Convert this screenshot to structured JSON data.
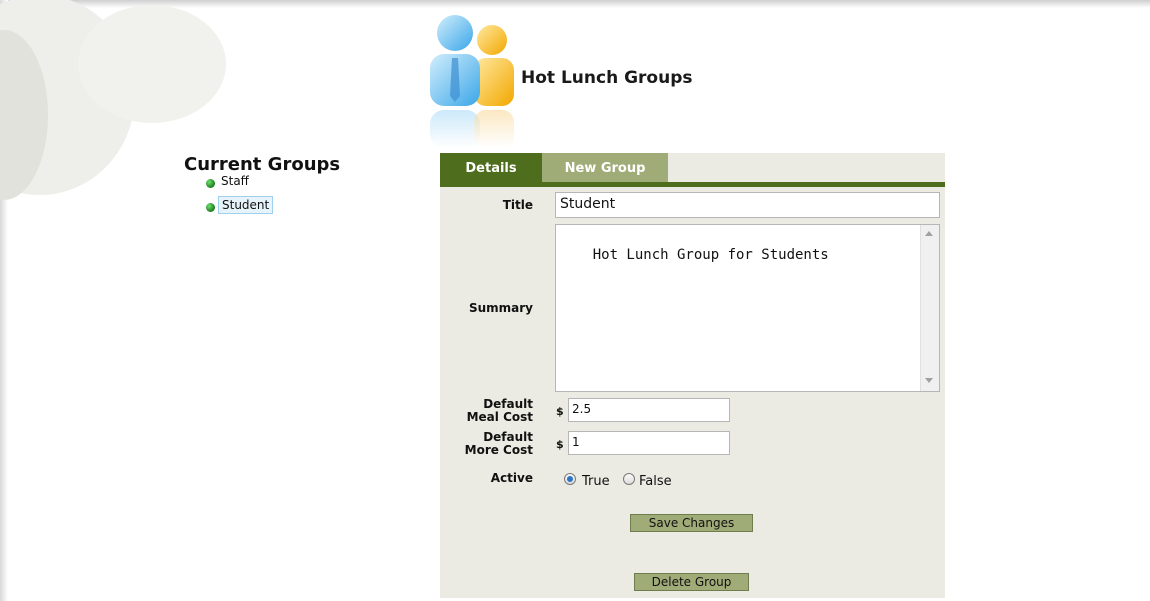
{
  "page": {
    "title": "Hot Lunch Groups"
  },
  "sidebar": {
    "title": "Current Groups",
    "items": [
      {
        "label": "Staff",
        "selected": false
      },
      {
        "label": "Student",
        "selected": true
      }
    ]
  },
  "tabs": [
    {
      "label": "Details",
      "active": true
    },
    {
      "label": "New Group",
      "active": false
    }
  ],
  "form": {
    "title_label": "Title",
    "title_value": "Student",
    "summary_label": "Summary",
    "summary_value": "Hot Lunch Group for Students",
    "meal_cost_label_1": "Default",
    "meal_cost_label_2": "Meal Cost",
    "meal_cost_currency": "$",
    "meal_cost_value": "2.5",
    "more_cost_label_1": "Default",
    "more_cost_label_2": "More Cost",
    "more_cost_currency": "$",
    "more_cost_value": "1",
    "active_label": "Active",
    "active_true_label": "True",
    "active_false_label": "False",
    "active_value": "True",
    "save_button": "Save Changes",
    "delete_button": "Delete Group"
  },
  "colors": {
    "tab_active": "#4e6d1d",
    "tab_inactive": "#9fac78",
    "panel_bg": "#ebebe3",
    "button_bg": "#9fac78"
  }
}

....

Aim: Look through the entries above and list every line containing "Lunch".

Answer to the task:
    "title": "Hot Lunch Groups"
    "summary_value": "Hot Lunch Group for Students",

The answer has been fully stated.